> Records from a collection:

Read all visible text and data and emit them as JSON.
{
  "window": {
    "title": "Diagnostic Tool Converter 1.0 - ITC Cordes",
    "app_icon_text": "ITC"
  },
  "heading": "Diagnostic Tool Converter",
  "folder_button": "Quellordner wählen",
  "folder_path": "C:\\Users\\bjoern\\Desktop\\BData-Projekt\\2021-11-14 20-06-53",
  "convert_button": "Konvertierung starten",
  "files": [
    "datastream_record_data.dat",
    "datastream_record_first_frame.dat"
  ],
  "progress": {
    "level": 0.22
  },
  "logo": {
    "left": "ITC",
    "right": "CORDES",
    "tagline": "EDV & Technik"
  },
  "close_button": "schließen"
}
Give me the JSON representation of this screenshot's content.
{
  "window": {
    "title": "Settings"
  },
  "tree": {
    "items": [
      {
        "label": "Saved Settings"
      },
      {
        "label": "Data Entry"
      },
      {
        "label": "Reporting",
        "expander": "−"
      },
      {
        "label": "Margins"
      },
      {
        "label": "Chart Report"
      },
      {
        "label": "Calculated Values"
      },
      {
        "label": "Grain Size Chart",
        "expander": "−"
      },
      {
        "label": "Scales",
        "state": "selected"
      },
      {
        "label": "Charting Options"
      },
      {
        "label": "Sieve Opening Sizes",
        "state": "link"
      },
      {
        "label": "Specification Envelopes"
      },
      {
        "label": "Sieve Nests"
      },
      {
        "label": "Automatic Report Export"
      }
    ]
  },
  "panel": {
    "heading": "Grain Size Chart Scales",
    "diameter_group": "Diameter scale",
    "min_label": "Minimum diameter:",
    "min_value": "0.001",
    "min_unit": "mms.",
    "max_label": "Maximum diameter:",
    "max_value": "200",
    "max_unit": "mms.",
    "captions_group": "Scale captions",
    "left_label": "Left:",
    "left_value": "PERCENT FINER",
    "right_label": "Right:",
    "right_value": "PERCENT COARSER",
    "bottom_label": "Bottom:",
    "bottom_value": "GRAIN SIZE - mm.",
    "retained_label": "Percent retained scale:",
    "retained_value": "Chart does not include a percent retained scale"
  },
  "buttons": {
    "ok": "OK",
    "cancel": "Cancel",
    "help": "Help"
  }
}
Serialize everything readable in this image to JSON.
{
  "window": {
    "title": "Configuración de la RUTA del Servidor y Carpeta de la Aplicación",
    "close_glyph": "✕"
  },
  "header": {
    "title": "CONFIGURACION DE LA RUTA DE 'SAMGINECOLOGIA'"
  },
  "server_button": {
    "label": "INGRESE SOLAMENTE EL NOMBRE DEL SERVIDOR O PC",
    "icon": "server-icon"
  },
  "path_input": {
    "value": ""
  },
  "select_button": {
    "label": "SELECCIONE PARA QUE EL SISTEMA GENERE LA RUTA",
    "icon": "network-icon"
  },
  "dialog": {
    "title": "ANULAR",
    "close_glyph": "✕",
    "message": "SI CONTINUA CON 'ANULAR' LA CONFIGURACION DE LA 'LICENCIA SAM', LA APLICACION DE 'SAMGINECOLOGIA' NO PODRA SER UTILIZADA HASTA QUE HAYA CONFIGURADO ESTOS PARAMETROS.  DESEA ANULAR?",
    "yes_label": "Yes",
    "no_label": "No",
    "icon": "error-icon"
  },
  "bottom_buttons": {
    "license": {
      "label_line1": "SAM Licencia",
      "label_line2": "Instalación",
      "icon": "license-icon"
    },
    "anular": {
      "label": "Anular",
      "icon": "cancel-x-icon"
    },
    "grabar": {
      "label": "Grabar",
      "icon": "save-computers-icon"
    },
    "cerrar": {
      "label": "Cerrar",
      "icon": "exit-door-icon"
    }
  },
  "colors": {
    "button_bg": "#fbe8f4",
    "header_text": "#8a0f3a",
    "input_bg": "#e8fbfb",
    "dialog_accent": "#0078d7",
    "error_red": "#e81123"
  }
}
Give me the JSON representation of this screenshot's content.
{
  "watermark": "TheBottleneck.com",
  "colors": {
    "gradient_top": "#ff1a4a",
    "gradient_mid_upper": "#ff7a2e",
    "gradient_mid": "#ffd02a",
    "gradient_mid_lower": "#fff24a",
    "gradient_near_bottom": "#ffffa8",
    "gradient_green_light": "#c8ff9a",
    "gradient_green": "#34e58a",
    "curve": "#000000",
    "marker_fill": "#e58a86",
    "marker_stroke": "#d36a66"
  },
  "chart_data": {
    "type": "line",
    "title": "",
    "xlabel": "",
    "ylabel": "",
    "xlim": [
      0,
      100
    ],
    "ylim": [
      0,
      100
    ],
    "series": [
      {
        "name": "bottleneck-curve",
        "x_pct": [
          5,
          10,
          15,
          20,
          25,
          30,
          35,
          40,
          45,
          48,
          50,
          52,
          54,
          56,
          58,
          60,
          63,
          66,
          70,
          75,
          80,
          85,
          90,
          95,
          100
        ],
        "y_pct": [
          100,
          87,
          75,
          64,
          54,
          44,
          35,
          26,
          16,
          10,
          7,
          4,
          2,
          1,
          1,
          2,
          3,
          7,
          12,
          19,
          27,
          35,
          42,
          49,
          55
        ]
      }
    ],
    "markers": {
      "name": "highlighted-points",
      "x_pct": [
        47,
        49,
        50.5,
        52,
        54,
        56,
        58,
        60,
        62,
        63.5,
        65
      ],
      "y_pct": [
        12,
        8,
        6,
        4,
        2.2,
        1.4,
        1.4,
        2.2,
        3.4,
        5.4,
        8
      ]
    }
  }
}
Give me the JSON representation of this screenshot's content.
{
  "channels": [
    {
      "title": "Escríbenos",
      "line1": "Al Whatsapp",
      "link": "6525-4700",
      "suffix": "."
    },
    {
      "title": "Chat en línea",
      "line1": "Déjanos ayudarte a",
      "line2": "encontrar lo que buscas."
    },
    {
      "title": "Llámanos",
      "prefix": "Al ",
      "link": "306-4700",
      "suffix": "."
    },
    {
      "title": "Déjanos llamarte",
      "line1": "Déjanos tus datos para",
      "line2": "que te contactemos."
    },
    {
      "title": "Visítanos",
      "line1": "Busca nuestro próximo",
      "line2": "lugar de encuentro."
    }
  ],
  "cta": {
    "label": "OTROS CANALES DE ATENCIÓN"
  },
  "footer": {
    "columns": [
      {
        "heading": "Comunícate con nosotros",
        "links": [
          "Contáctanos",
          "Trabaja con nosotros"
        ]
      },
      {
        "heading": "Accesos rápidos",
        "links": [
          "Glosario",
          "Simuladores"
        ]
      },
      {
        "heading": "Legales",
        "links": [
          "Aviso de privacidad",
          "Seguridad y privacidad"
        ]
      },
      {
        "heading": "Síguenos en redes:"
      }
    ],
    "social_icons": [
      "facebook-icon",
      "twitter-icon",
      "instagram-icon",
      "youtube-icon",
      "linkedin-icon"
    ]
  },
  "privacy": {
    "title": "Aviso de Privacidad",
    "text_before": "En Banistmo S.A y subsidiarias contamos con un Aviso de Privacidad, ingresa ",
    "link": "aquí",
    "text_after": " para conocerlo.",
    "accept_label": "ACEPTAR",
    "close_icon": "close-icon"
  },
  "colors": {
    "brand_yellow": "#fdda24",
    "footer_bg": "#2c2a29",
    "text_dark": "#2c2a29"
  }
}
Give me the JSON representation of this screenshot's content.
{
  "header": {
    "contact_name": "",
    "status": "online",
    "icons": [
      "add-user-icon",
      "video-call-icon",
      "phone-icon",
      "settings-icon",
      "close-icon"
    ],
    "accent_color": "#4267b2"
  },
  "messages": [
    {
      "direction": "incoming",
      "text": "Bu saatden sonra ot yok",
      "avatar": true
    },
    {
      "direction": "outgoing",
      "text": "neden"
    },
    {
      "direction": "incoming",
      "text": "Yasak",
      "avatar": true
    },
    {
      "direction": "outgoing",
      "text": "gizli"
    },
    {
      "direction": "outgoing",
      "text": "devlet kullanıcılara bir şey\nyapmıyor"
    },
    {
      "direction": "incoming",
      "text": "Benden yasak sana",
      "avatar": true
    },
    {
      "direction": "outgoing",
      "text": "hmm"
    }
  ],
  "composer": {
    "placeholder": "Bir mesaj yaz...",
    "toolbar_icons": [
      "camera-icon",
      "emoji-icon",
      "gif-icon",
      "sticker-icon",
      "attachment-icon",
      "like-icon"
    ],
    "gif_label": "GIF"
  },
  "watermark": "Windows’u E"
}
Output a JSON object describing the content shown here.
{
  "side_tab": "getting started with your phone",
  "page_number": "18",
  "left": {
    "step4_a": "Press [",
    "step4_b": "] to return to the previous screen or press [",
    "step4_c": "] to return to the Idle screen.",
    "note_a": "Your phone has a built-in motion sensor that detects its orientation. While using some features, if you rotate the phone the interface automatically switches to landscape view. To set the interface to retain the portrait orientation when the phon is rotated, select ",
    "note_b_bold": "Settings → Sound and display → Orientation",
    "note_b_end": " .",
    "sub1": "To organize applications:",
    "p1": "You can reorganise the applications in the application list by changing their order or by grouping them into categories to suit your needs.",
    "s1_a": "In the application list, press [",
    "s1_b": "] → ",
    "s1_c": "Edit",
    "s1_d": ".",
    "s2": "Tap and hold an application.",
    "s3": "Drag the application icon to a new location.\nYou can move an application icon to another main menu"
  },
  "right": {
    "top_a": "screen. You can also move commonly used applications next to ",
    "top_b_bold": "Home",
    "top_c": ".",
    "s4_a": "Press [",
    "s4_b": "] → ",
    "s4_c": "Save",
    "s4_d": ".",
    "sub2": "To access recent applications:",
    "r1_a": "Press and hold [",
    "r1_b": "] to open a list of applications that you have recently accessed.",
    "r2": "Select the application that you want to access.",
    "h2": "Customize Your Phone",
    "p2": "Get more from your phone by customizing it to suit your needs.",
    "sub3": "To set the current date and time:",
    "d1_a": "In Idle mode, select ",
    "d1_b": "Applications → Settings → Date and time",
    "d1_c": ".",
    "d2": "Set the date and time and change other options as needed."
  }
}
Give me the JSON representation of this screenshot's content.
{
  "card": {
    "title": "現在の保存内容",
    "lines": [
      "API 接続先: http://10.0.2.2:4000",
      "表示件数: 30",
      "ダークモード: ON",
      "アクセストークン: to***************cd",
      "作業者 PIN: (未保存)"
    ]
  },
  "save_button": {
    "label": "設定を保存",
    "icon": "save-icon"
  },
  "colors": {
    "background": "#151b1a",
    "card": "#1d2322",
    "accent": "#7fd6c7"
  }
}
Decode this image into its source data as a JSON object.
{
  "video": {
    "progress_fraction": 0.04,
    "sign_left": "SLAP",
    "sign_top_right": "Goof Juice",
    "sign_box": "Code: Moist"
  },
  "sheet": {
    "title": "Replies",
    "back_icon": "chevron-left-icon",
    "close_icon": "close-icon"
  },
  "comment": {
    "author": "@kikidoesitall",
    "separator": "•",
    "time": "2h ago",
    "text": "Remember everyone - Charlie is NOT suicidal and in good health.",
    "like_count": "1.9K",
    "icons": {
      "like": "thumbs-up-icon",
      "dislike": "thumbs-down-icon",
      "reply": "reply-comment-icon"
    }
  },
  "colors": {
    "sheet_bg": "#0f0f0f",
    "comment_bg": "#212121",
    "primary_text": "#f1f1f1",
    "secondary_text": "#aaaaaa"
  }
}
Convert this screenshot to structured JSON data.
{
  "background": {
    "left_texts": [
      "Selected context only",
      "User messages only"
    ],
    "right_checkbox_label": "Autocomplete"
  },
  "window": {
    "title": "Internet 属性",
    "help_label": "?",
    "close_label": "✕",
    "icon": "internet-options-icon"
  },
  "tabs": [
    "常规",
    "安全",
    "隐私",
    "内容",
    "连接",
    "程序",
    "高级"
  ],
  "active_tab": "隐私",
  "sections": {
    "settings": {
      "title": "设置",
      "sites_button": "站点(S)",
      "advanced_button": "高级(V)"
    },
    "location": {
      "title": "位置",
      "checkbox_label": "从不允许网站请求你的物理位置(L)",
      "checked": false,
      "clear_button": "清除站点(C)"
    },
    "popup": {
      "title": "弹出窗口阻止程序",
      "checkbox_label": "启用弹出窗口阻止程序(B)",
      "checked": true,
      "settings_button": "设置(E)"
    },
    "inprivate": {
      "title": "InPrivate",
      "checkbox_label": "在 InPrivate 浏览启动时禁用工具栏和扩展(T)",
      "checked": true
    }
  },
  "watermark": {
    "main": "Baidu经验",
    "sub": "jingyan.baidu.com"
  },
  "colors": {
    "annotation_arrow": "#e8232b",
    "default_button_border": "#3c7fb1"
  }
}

> Task goal: Filter for "needs". Return all lines that hold it.

> Complete response:
    "p1": "You can reorganise the applications in the application list by changing their order or by grouping them into categories to suit your needs.",
    "p2": "Get more from your phone by customizing it to suit your needs.",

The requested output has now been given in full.